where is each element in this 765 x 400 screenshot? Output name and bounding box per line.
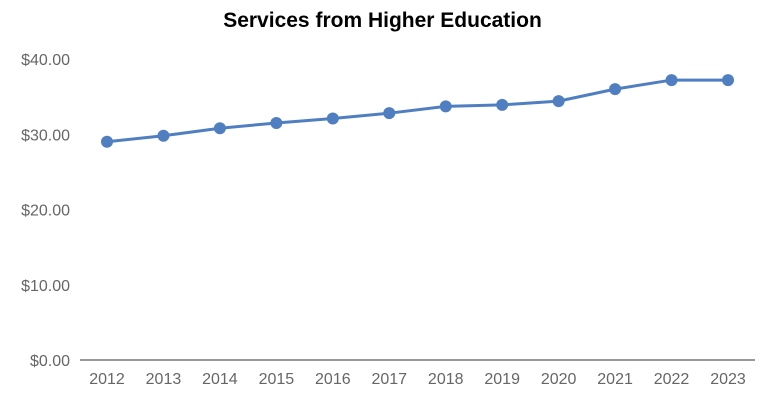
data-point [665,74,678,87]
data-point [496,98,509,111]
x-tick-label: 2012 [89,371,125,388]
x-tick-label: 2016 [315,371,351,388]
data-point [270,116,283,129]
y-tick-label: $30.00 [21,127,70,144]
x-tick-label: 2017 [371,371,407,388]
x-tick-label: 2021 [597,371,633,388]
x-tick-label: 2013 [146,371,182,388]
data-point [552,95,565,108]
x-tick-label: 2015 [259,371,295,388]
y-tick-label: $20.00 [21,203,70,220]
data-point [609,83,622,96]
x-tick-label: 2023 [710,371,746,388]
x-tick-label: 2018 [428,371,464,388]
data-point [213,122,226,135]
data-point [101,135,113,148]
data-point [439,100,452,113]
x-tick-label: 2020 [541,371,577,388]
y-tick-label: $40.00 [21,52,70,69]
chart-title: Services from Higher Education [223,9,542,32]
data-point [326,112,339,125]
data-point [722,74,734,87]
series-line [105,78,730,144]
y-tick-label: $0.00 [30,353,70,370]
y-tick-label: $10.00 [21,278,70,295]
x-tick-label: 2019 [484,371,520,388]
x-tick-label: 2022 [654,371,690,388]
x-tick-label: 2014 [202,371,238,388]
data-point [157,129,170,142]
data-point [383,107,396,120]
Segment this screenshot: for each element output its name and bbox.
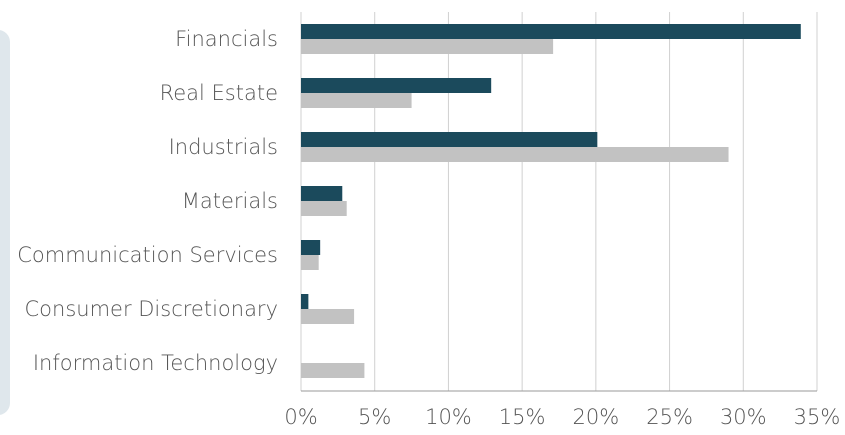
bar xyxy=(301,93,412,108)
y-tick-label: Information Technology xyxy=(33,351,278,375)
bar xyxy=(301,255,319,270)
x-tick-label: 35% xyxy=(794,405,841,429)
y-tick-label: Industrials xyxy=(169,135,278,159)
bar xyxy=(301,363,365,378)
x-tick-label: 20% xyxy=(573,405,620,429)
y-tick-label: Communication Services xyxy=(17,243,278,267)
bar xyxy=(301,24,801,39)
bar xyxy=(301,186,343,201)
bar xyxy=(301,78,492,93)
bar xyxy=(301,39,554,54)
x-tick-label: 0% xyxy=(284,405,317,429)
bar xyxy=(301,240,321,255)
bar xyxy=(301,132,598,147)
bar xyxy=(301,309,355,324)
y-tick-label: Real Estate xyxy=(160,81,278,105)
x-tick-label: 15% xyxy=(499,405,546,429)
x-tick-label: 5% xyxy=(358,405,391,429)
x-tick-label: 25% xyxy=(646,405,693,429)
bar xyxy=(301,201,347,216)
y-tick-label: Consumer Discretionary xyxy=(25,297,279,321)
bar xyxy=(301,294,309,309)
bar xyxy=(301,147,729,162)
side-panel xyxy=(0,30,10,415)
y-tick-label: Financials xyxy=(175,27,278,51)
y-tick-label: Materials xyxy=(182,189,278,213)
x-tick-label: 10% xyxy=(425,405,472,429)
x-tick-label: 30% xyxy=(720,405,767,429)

--------------------

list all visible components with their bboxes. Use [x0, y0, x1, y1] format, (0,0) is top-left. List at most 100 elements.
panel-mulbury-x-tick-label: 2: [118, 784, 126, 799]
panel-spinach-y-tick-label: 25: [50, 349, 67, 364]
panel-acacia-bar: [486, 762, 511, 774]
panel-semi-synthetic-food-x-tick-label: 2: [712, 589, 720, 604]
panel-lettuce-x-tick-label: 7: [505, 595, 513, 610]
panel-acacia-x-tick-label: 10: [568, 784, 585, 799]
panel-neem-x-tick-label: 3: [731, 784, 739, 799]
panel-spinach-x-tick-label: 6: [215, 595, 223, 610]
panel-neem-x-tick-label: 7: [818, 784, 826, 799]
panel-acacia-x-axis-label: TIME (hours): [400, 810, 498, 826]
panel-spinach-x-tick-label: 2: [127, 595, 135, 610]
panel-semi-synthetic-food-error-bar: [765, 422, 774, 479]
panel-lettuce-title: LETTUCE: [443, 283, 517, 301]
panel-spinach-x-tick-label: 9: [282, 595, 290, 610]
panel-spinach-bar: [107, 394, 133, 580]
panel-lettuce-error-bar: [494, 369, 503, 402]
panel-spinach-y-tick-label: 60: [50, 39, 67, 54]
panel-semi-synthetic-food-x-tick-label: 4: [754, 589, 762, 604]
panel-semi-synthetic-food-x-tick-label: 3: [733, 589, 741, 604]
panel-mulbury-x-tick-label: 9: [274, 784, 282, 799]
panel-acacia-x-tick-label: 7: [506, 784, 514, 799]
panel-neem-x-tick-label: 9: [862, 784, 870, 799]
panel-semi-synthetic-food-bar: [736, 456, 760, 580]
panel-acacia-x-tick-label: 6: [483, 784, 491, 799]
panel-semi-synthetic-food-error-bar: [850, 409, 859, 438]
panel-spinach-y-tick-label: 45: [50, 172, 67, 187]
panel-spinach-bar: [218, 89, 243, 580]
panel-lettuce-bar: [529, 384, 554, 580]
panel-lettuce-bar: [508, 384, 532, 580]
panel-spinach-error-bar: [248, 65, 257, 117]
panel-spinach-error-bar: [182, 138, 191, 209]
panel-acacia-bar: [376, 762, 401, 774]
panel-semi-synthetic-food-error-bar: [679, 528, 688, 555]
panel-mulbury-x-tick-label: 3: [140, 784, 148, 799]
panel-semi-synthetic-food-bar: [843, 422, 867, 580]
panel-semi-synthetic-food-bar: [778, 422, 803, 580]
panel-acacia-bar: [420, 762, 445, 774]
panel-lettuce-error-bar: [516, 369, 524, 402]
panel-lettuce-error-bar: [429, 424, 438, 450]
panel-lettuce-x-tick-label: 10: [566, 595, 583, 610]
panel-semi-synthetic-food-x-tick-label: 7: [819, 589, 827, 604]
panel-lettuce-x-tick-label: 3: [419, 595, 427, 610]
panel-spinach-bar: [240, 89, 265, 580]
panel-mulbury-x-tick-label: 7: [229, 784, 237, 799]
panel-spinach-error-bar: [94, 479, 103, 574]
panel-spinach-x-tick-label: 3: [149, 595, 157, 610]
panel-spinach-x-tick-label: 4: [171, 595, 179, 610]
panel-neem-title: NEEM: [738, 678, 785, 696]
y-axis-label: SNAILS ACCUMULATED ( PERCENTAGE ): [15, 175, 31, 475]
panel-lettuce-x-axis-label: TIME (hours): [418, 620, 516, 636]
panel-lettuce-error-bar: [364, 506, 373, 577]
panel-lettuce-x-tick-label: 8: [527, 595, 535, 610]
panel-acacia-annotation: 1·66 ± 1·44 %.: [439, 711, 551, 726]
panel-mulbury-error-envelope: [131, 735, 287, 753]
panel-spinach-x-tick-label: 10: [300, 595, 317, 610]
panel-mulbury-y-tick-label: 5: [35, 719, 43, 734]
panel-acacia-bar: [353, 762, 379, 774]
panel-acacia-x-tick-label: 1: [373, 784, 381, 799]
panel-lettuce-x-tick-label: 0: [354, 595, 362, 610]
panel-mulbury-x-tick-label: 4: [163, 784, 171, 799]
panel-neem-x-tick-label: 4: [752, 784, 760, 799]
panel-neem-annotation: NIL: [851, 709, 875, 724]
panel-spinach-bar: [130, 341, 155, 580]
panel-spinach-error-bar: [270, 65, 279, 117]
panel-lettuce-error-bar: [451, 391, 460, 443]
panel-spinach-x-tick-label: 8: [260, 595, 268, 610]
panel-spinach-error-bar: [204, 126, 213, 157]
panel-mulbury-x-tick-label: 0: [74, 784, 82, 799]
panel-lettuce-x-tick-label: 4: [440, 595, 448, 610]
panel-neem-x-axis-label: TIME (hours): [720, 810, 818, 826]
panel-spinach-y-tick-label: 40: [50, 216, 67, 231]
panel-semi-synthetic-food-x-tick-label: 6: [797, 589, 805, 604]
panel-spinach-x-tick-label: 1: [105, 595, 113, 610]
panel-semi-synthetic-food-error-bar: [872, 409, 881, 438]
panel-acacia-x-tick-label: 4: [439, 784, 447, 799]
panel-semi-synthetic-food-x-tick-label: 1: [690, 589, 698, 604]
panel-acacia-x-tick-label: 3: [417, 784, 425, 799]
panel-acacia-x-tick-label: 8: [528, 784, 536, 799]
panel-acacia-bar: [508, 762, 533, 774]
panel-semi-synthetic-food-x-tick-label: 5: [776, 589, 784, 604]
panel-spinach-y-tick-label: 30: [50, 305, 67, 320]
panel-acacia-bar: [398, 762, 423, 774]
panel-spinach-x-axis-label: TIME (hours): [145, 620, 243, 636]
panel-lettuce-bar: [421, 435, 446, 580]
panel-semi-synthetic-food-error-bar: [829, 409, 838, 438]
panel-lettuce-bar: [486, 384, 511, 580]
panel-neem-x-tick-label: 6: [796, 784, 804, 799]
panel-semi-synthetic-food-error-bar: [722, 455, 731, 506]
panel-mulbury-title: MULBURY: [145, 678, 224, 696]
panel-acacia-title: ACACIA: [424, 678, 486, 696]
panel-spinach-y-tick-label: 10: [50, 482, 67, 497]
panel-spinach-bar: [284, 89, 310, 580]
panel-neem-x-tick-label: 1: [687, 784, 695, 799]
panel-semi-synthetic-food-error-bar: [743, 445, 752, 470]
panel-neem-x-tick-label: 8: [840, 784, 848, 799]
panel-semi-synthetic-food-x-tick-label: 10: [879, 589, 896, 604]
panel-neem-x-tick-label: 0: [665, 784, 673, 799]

--------------------

Inserisci in una lista JSON di stringhe le righe dei dati, una stringa per riga e senza righe vuote. Parti dalla riga che contiene "data-point [665,74,678,87]" e fermati dopo quella che contiene "Segment this screenshot: for".

[
  "data-point [665,74,678,87]",
  "data-point [496,98,509,111]",
  "x-tick-label: 2012 [89,371,125,388]",
  "x-tick-label: 2016 [315,371,351,388]",
  "data-point [270,116,283,129]",
  "y-tick-label: $30.00 [21,127,70,144]",
  "x-tick-label: 2017 [371,371,407,388]",
  "x-tick-label: 2021 [597,371,633,388]",
  "x-tick-label: 2013 [146,371,182,388]",
  "data-point [552,95,565,108]",
  "x-tick-label: 2015 [259,371,295,388]",
  "y-tick-label: $20.00 [21,203,70,220]",
  "data-point [609,83,622,96]",
  "x-tick-label: 2023 [710,371,746,388]",
  "x-tick-label: 2018 [428,371,464,388]",
  "data-point [213,122,226,135]",
  "data-point [101,135,113,148]",
  "data-point [439,100,452,113]",
  "x-tick-label: 2020 [541,371,577,388]",
  "y-tick-label: $40.00 [21,52,70,69]",
  "chart-title: Services from Higher Education [223,9,542,32]",
  "data-point [326,112,339,125]",
  "data-point [722,74,734,87]",
  "series-line [105,78,730,144]",
  "y-tick-label: $0.00 [30,353,70,370]",
  "y-tick-label: $10.00 [21,278,70,295]",
  "x-tick-label: 2019 [484,371,520,388]",
  "x-tick-label: 2022 [654,371,690,388]",
  "x-tick-label: 2014 [202,371,238,388]",
  "data-point [157,129,170,142]",
  "data-point [383,107,396,120]",
  "Segment this screenshot: for each element output its name and bbox."
]